§ Task requirements:
Below is a block of records: output all of them exactly and leave out the pictures.

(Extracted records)
------------------------------

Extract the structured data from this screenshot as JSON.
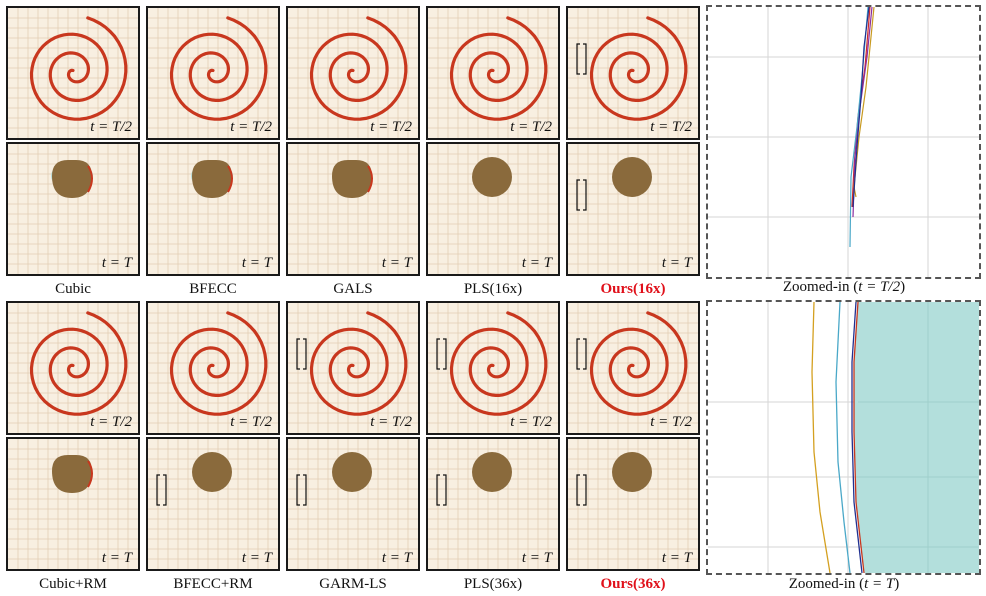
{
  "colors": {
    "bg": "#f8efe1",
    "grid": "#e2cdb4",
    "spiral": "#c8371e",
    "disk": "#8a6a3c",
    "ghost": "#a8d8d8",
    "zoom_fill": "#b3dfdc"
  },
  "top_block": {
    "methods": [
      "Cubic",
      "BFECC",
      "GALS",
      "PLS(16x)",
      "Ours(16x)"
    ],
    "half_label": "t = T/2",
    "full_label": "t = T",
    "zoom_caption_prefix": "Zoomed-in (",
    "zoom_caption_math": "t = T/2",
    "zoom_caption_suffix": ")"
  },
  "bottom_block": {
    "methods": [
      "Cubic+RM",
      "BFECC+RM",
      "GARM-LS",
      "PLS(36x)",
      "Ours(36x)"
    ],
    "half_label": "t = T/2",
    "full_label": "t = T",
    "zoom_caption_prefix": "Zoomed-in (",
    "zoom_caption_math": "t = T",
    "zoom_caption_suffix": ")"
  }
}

------------------------------

§ Complete output:
Extract the structured data from this screenshot as JSON.
{
  "colors": {
    "bg": "#f8efe1",
    "grid": "#e2cdb4",
    "spiral": "#c8371e",
    "disk": "#8a6a3c",
    "ghost": "#a8d8d8",
    "zoom_fill": "#b3dfdc"
  },
  "top_block": {
    "methods": [
      "Cubic",
      "BFECC",
      "GALS",
      "PLS(16x)",
      "Ours(16x)"
    ],
    "half_label": "t = T/2",
    "full_label": "t = T",
    "zoom_caption_prefix": "Zoomed-in (",
    "zoom_caption_math": "t = T/2",
    "zoom_caption_suffix": ")"
  },
  "bottom_block": {
    "methods": [
      "Cubic+RM",
      "BFECC+RM",
      "GARM-LS",
      "PLS(36x)",
      "Ours(36x)"
    ],
    "half_label": "t = T/2",
    "full_label": "t = T",
    "zoom_caption_prefix": "Zoomed-in (",
    "zoom_caption_math": "t = T",
    "zoom_caption_suffix": ")"
  }
}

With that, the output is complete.